INSTRUCTIONS FOR THE TASK: Will you transcribe the entries that follow, exactly and in full?
— begin —
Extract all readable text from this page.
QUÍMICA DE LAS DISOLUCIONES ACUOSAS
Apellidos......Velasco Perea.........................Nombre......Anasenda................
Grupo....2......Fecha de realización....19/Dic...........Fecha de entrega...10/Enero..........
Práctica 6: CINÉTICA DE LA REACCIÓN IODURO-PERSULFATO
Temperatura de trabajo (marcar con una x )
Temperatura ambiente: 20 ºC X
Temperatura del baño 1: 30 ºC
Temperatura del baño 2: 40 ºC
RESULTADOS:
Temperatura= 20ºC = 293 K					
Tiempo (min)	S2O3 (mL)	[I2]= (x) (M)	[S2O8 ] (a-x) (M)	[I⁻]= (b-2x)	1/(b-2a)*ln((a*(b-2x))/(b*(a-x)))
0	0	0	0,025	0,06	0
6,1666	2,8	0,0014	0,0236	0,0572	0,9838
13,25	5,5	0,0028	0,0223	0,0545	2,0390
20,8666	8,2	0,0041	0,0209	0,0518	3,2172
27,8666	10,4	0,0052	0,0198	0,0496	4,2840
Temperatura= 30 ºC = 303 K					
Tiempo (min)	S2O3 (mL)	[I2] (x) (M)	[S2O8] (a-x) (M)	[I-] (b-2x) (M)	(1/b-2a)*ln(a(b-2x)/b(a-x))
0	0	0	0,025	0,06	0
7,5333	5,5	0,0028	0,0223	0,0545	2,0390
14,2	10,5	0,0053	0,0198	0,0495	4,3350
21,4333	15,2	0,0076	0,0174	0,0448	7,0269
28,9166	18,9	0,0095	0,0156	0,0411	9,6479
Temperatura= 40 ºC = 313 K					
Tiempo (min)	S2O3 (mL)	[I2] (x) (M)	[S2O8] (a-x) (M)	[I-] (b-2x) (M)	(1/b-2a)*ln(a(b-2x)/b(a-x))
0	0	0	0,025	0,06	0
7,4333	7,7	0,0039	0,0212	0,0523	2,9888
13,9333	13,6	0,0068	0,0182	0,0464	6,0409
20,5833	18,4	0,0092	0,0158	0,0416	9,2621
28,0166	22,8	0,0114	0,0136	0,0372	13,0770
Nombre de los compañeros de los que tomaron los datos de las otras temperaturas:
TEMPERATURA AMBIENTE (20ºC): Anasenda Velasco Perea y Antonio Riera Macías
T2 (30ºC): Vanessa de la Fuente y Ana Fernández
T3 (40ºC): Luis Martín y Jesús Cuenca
— end —
THE RESULT:
Extract all readable text from this page.
QUÍMICA DE LAS DISOLUCIONES ACUOSAS
Apellidos......Velasco Perea.........................Nombre......Anasenda................
Grupo....2......Fecha de realización....19/Dic...........Fecha de entrega...10/Enero..........
Práctica 6: CINÉTICA DE LA REACCIÓN IODURO-PERSULFATO
Temperatura de trabajo (marcar con una x )
Temperatura ambiente: 20 ºC X
Temperatura del baño 1: 30 ºC
Temperatura del baño 2: 40 ºC
RESULTADOS:
Temperatura= 20ºC = 293 K					
Tiempo (min)	S2O3 (mL)	[I2]= (x) (M)	[S2O8 ] (a-x) (M)	[I⁻]= (b-2x)	1/(b-2a)*ln((a*(b-2x))/(b*(a-x)))
0	0	0	0,025	0,06	0
6,1666	2,8	0,0014	0,0236	0,0572	0,9838
13,25	5,5	0,0028	0,0223	0,0545	2,0390
20,8666	8,2	0,0041	0,0209	0,0518	3,2172
27,8666	10,4	0,0052	0,0198	0,0496	4,2840
Temperatura= 30 ºC = 303 K					
Tiempo (min)	S2O3 (mL)	[I2] (x) (M)	[S2O8] (a-x) (M)	[I-] (b-2x) (M)	(1/b-2a)*ln(a(b-2x)/b(a-x))
0	0	0	0,025	0,06	0
7,5333	5,5	0,0028	0,0223	0,0545	2,0390
14,2	10,5	0,0053	0,0198	0,0495	4,3350
21,4333	15,2	0,0076	0,0174	0,0448	7,0269
28,9166	18,9	0,0095	0,0156	0,0411	9,6479
Temperatura= 40 ºC = 313 K					
Tiempo (min)	S2O3 (mL)	[I2] (x) (M)	[S2O8] (a-x) (M)	[I-] (b-2x) (M)	(1/b-2a)*ln(a(b-2x)/b(a-x))
0	0	0	0,025	0,06	0
7,4333	7,7	0,0039	0,0212	0,0523	2,9888
13,9333	13,6	0,0068	0,0182	0,0464	6,0409
20,5833	18,4	0,0092	0,0158	0,0416	9,2621
28,0166	22,8	0,0114	0,0136	0,0372	13,0770
Nombre de los compañeros de los que tomaron los datos de las otras temperaturas:
TEMPERATURA AMBIENTE (20ºC): Anasenda Velasco Perea y Antonio Riera Macías
T2 (30ºC): Vanessa de la Fuente y Ana Fernández
T3 (40ºC): Luis Martín y Jesús Cuenca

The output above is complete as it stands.